# Excerpted records
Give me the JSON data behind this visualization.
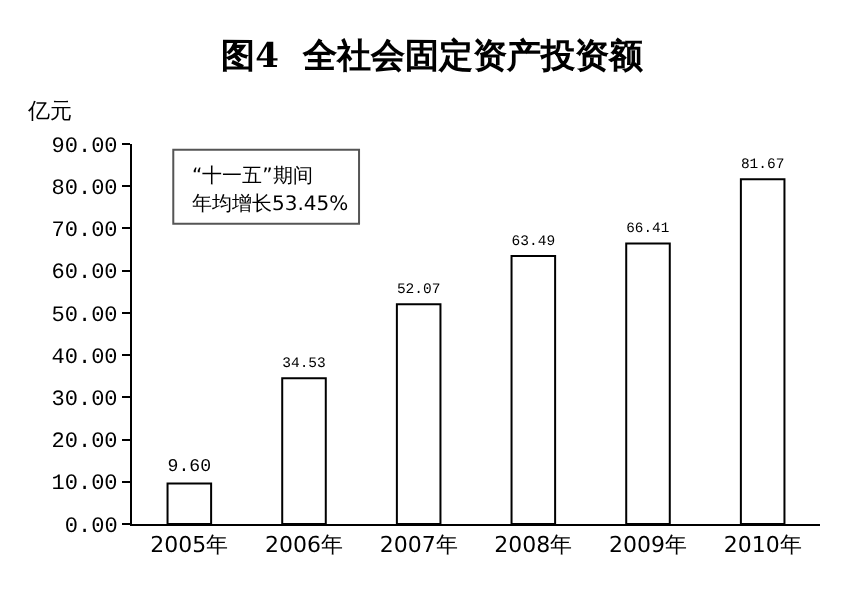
{
  "chart_data": {
    "type": "bar",
    "title": "图4  全社会固定资产投资额",
    "ylabel": "亿元",
    "categories": [
      "2005年",
      "2006年",
      "2007年",
      "2008年",
      "2009年",
      "2010年"
    ],
    "values": [
      9.6,
      34.53,
      52.07,
      63.49,
      66.41,
      81.67
    ],
    "color": "#ffffff",
    "value_labels": [
      "9.60",
      "34.53",
      "52.07",
      "63.49",
      "66.41",
      "81.67"
    ],
    "ylim": [
      0,
      90
    ],
    "yticks": [
      {
        "value": 0,
        "label": "0.00"
      },
      {
        "value": 10,
        "label": "10.00"
      },
      {
        "value": 20,
        "label": "20.00"
      },
      {
        "value": 30,
        "label": "30.00"
      },
      {
        "value": 40,
        "label": "40.00"
      },
      {
        "value": 50,
        "label": "50.00"
      },
      {
        "value": 60,
        "label": "60.00"
      },
      {
        "value": 70,
        "label": "70.00"
      },
      {
        "value": 80,
        "label": "80.00"
      },
      {
        "value": 90,
        "label": "90.00"
      }
    ],
    "annotations": [
      "“十一五”期间",
      "年均增长53.45%"
    ],
    "grid": false,
    "legend": false
  }
}
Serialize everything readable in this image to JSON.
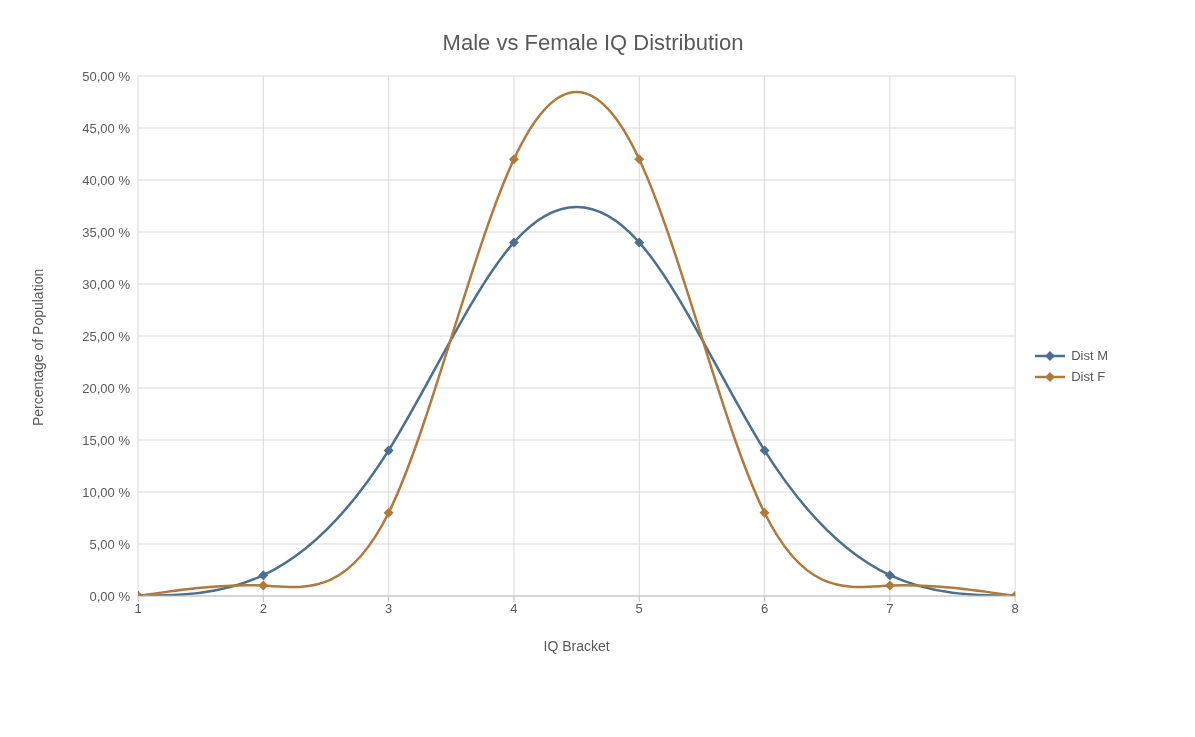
{
  "chart_data": {
    "type": "line",
    "title": "Male vs Female IQ Distribution",
    "xlabel": "IQ Bracket",
    "ylabel": "Percentage of Population",
    "x": [
      1,
      2,
      3,
      4,
      5,
      6,
      7,
      8
    ],
    "series": [
      {
        "name": "Dist M",
        "color": "#4a6f8f",
        "values": [
          0,
          2,
          14,
          34,
          34,
          14,
          2,
          0
        ]
      },
      {
        "name": "Dist F",
        "color": "#b07a3c",
        "values": [
          0,
          1,
          8,
          42,
          42,
          8,
          1,
          0
        ]
      }
    ],
    "xlim": [
      1,
      8
    ],
    "xticks": [
      1,
      2,
      3,
      4,
      5,
      6,
      7,
      8
    ],
    "ylim": [
      0,
      50
    ],
    "yticks": [
      {
        "value": 0,
        "label": "0,00 %"
      },
      {
        "value": 5,
        "label": "5,00 %"
      },
      {
        "value": 10,
        "label": "10,00 %"
      },
      {
        "value": 15,
        "label": "15,00 %"
      },
      {
        "value": 20,
        "label": "20,00 %"
      },
      {
        "value": 25,
        "label": "25,00 %"
      },
      {
        "value": 30,
        "label": "30,00 %"
      },
      {
        "value": 35,
        "label": "35,00 %"
      },
      {
        "value": 40,
        "label": "40,00 %"
      },
      {
        "value": 45,
        "label": "45,00 %"
      },
      {
        "value": 50,
        "label": "50,00 %"
      }
    ],
    "grid": true,
    "legend": "right",
    "marker": "diamond",
    "line_style": "solid"
  }
}
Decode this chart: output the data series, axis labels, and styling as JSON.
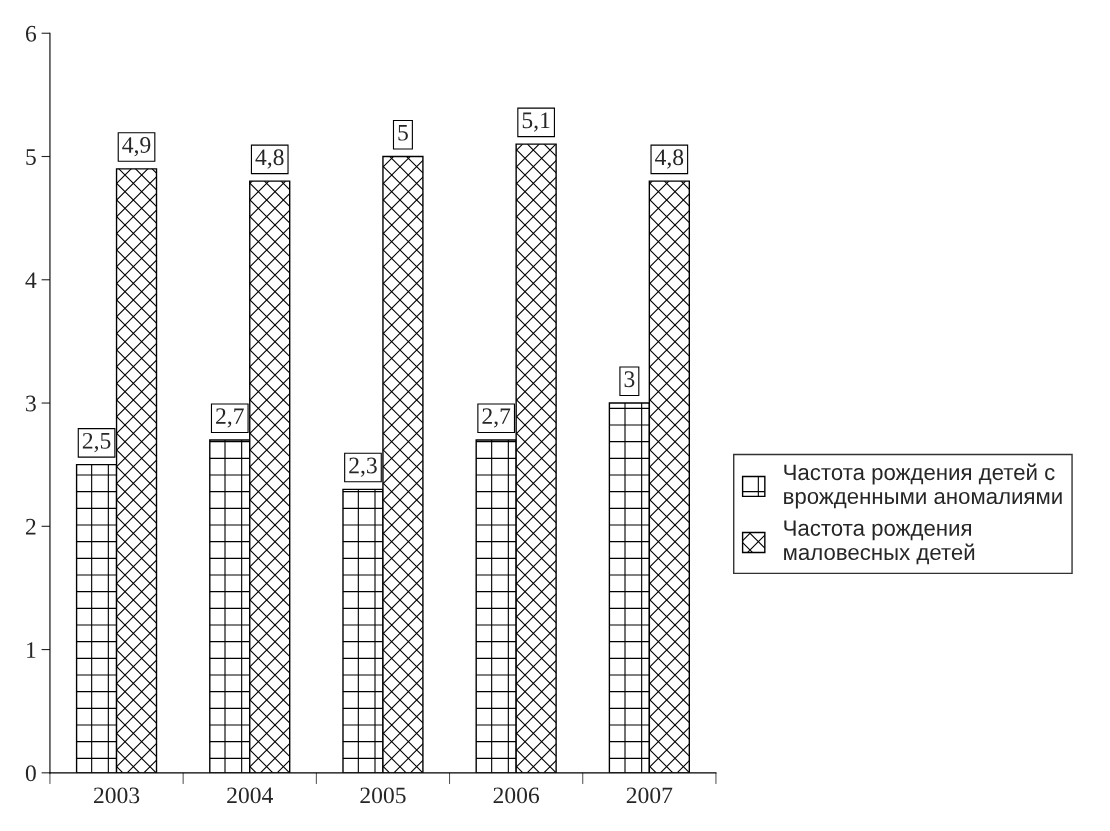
{
  "chart_data": {
    "type": "bar",
    "categories": [
      "2003",
      "2004",
      "2005",
      "2006",
      "2007"
    ],
    "series": [
      {
        "name": "Частота рождения детей с врожденными аномалиями",
        "color": "#000000",
        "values": [
          2.5,
          2.7,
          2.3,
          2.7,
          3
        ],
        "value_labels": [
          "2,5",
          "2,7",
          "2,3",
          "2,7",
          "3"
        ]
      },
      {
        "name": "Частота рождения маловесных детей",
        "color": "#000000",
        "values": [
          4.9,
          4.8,
          5,
          5.1,
          4.8
        ],
        "value_labels": [
          "4,9",
          "4,8",
          "5",
          "5,1",
          "4,8"
        ]
      }
    ],
    "ylim": [
      0,
      6
    ],
    "yticks": [
      0,
      1,
      2,
      3,
      4,
      5,
      6
    ],
    "grid": false,
    "legend": "right"
  }
}
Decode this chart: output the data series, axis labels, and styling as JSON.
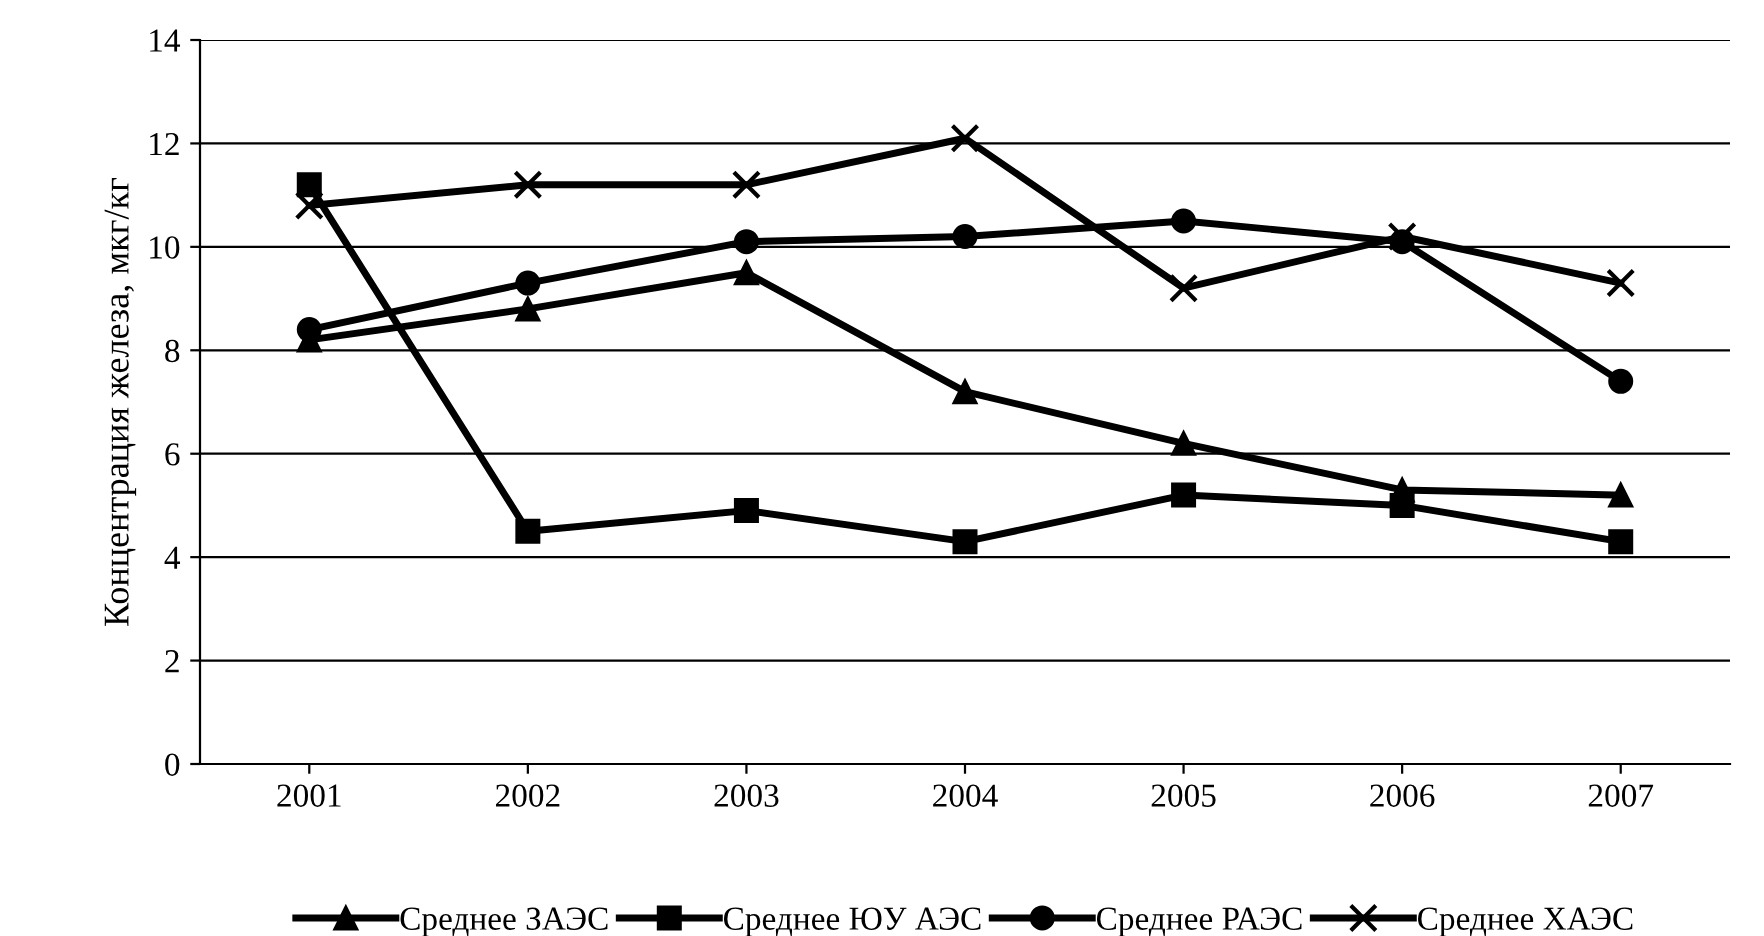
{
  "chart_data": {
    "type": "line",
    "ylabel": "Концентрация железа, мкг/кг",
    "categories": [
      "2001",
      "2002",
      "2003",
      "2004",
      "2005",
      "2006",
      "2007"
    ],
    "series": [
      {
        "name": "Среднее ЗАЭС",
        "color": "#000000",
        "marker": "triangle",
        "values": [
          8.2,
          8.8,
          9.5,
          7.2,
          6.2,
          5.3,
          5.2
        ]
      },
      {
        "name": "Среднее ЮУ АЭС",
        "color": "#000000",
        "marker": "square",
        "values": [
          11.2,
          4.5,
          4.9,
          4.3,
          5.2,
          5.0,
          4.3
        ]
      },
      {
        "name": "Среднее РАЭС",
        "color": "#000000",
        "marker": "circle",
        "values": [
          8.4,
          9.3,
          10.1,
          10.2,
          10.5,
          10.1,
          7.4
        ]
      },
      {
        "name": "Среднее ХАЭС",
        "color": "#000000",
        "marker": "cross",
        "values": [
          10.8,
          11.2,
          11.2,
          12.1,
          9.2,
          10.2,
          9.3
        ]
      }
    ],
    "ylim": [
      0,
      14
    ],
    "yticks": [
      0,
      2,
      4,
      6,
      8,
      10,
      12,
      14
    ],
    "grid": "y",
    "legend": "bottom",
    "line_style": "solid"
  }
}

# Written instruction
Return the material word for word. Pictures are not part of the copy.

# Finished answer
Give me the JSON data behind this visualization.
{
  "chart_data": {
    "type": "bar",
    "title": "图4  全社会固定资产投资额",
    "ylabel": "亿元",
    "categories": [
      "2005年",
      "2006年",
      "2007年",
      "2008年",
      "2009年",
      "2010年"
    ],
    "values": [
      9.6,
      34.53,
      52.07,
      63.49,
      66.41,
      81.67
    ],
    "color": "#ffffff",
    "value_labels": [
      "9.60",
      "34.53",
      "52.07",
      "63.49",
      "66.41",
      "81.67"
    ],
    "ylim": [
      0,
      90
    ],
    "yticks": [
      {
        "value": 0,
        "label": "0.00"
      },
      {
        "value": 10,
        "label": "10.00"
      },
      {
        "value": 20,
        "label": "20.00"
      },
      {
        "value": 30,
        "label": "30.00"
      },
      {
        "value": 40,
        "label": "40.00"
      },
      {
        "value": 50,
        "label": "50.00"
      },
      {
        "value": 60,
        "label": "60.00"
      },
      {
        "value": 70,
        "label": "70.00"
      },
      {
        "value": 80,
        "label": "80.00"
      },
      {
        "value": 90,
        "label": "90.00"
      }
    ],
    "annotations": [
      "“十一五”期间",
      "年均增长53.45%"
    ],
    "grid": false,
    "legend": false
  }
}
Serialize everything readable in this image to JSON.
{
  "chart_data": {
    "type": "line",
    "title": "Male vs Female IQ Distribution",
    "xlabel": "IQ Bracket",
    "ylabel": "Percentage of Population",
    "x": [
      1,
      2,
      3,
      4,
      5,
      6,
      7,
      8
    ],
    "series": [
      {
        "name": "Dist M",
        "color": "#4a6f8f",
        "values": [
          0,
          2,
          14,
          34,
          34,
          14,
          2,
          0
        ]
      },
      {
        "name": "Dist F",
        "color": "#b07a3c",
        "values": [
          0,
          1,
          8,
          42,
          42,
          8,
          1,
          0
        ]
      }
    ],
    "xlim": [
      1,
      8
    ],
    "xticks": [
      1,
      2,
      3,
      4,
      5,
      6,
      7,
      8
    ],
    "ylim": [
      0,
      50
    ],
    "yticks": [
      {
        "value": 0,
        "label": "0,00 %"
      },
      {
        "value": 5,
        "label": "5,00 %"
      },
      {
        "value": 10,
        "label": "10,00 %"
      },
      {
        "value": 15,
        "label": "15,00 %"
      },
      {
        "value": 20,
        "label": "20,00 %"
      },
      {
        "value": 25,
        "label": "25,00 %"
      },
      {
        "value": 30,
        "label": "30,00 %"
      },
      {
        "value": 35,
        "label": "35,00 %"
      },
      {
        "value": 40,
        "label": "40,00 %"
      },
      {
        "value": 45,
        "label": "45,00 %"
      },
      {
        "value": 50,
        "label": "50,00 %"
      }
    ],
    "grid": true,
    "legend": "right",
    "marker": "diamond",
    "line_style": "solid"
  }
}
Decode this chart: output the data series, axis labels, and styling as JSON.
{
  "chart_data": {
    "type": "bar",
    "categories": [
      "2003",
      "2004",
      "2005",
      "2006",
      "2007"
    ],
    "series": [
      {
        "name": "Частота рождения детей с врожденными аномалиями",
        "color": "#000000",
        "values": [
          2.5,
          2.7,
          2.3,
          2.7,
          3
        ],
        "value_labels": [
          "2,5",
          "2,7",
          "2,3",
          "2,7",
          "3"
        ]
      },
      {
        "name": "Частота рождения маловесных детей",
        "color": "#000000",
        "values": [
          4.9,
          4.8,
          5,
          5.1,
          4.8
        ],
        "value_labels": [
          "4,9",
          "4,8",
          "5",
          "5,1",
          "4,8"
        ]
      }
    ],
    "ylim": [
      0,
      6
    ],
    "yticks": [
      0,
      1,
      2,
      3,
      4,
      5,
      6
    ],
    "grid": false,
    "legend": "right"
  }
}
Decode this chart: output the data series, axis labels, and styling as JSON.
{
  "chart_data": {
    "type": "line",
    "ylabel": "Концентрация железа, мкг/кг",
    "categories": [
      "2001",
      "2002",
      "2003",
      "2004",
      "2005",
      "2006",
      "2007"
    ],
    "series": [
      {
        "name": "Среднее ЗАЭС",
        "color": "#000000",
        "marker": "triangle",
        "values": [
          8.2,
          8.8,
          9.5,
          7.2,
          6.2,
          5.3,
          5.2
        ]
      },
      {
        "name": "Среднее ЮУ АЭС",
        "color": "#000000",
        "marker": "square",
        "values": [
          11.2,
          4.5,
          4.9,
          4.3,
          5.2,
          5.0,
          4.3
        ]
      },
      {
        "name": "Среднее РАЭС",
        "color": "#000000",
        "marker": "circle",
        "values": [
          8.4,
          9.3,
          10.1,
          10.2,
          10.5,
          10.1,
          7.4
        ]
      },
      {
        "name": "Среднее ХАЭС",
        "color": "#000000",
        "marker": "cross",
        "values": [
          10.8,
          11.2,
          11.2,
          12.1,
          9.2,
          10.2,
          9.3
        ]
      }
    ],
    "ylim": [
      0,
      14
    ],
    "yticks": [
      0,
      2,
      4,
      6,
      8,
      10,
      12,
      14
    ],
    "grid": "y",
    "legend": "bottom",
    "line_style": "solid"
  }
}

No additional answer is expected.